Data records:
━━━━━━━━━━

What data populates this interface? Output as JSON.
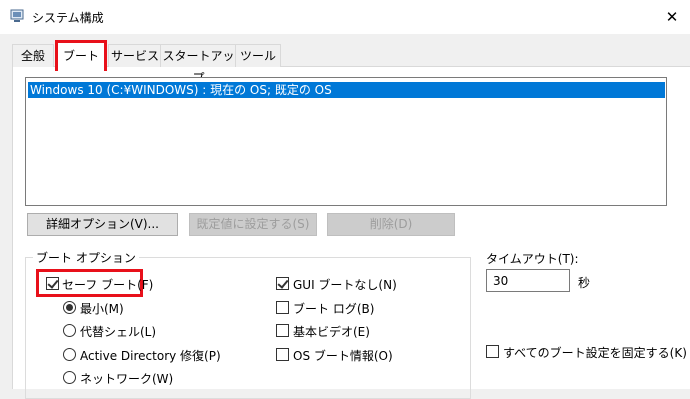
{
  "window": {
    "title": "システム構成",
    "close_glyph": "✕"
  },
  "tabs": [
    "全般",
    "ブート",
    "サービス",
    "スタートアップ",
    "ツール"
  ],
  "os_list": [
    "Windows 10 (C:¥WINDOWS) : 現在の OS; 既定の OS"
  ],
  "buttons": {
    "advanced": "詳細オプション(V)...",
    "set_default": "既定値に設定する(S)",
    "delete": "削除(D)"
  },
  "boot_options": {
    "legend": "ブート オプション",
    "safe_boot": "セーフ ブート(F)",
    "minimal": "最小(M)",
    "alternate_shell": "代替シェル(L)",
    "active_directory": "Active Directory 修復(P)",
    "network": "ネットワーク(W)",
    "no_gui_boot": "GUI ブートなし(N)",
    "boot_log": "ブート ログ(B)",
    "base_video": "基本ビデオ(E)",
    "os_boot_info": "OS ブート情報(O)"
  },
  "timeout": {
    "label": "タイムアウト(T):",
    "value": "30",
    "unit": "秒"
  },
  "make_permanent": "すべてのブート設定を固定する(K)",
  "icons": {
    "window": "system-config-icon"
  },
  "colors": {
    "selection": "#0078d7",
    "highlight_box": "#e8101a"
  }
}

━━━━━━━━━━

_Job_
Quote the records above exactly, leaving out any pictures.

_Task answer_
What data populates this interface? Output as JSON.
{
  "window": {
    "title": "システム構成",
    "close_glyph": "✕"
  },
  "tabs": [
    "全般",
    "ブート",
    "サービス",
    "スタートアップ",
    "ツール"
  ],
  "os_list": [
    "Windows 10 (C:¥WINDOWS) : 現在の OS; 既定の OS"
  ],
  "buttons": {
    "advanced": "詳細オプション(V)...",
    "set_default": "既定値に設定する(S)",
    "delete": "削除(D)"
  },
  "boot_options": {
    "legend": "ブート オプション",
    "safe_boot": "セーフ ブート(F)",
    "minimal": "最小(M)",
    "alternate_shell": "代替シェル(L)",
    "active_directory": "Active Directory 修復(P)",
    "network": "ネットワーク(W)",
    "no_gui_boot": "GUI ブートなし(N)",
    "boot_log": "ブート ログ(B)",
    "base_video": "基本ビデオ(E)",
    "os_boot_info": "OS ブート情報(O)"
  },
  "timeout": {
    "label": "タイムアウト(T):",
    "value": "30",
    "unit": "秒"
  },
  "make_permanent": "すべてのブート設定を固定する(K)",
  "icons": {
    "window": "system-config-icon"
  },
  "colors": {
    "selection": "#0078d7",
    "highlight_box": "#e8101a"
  }
}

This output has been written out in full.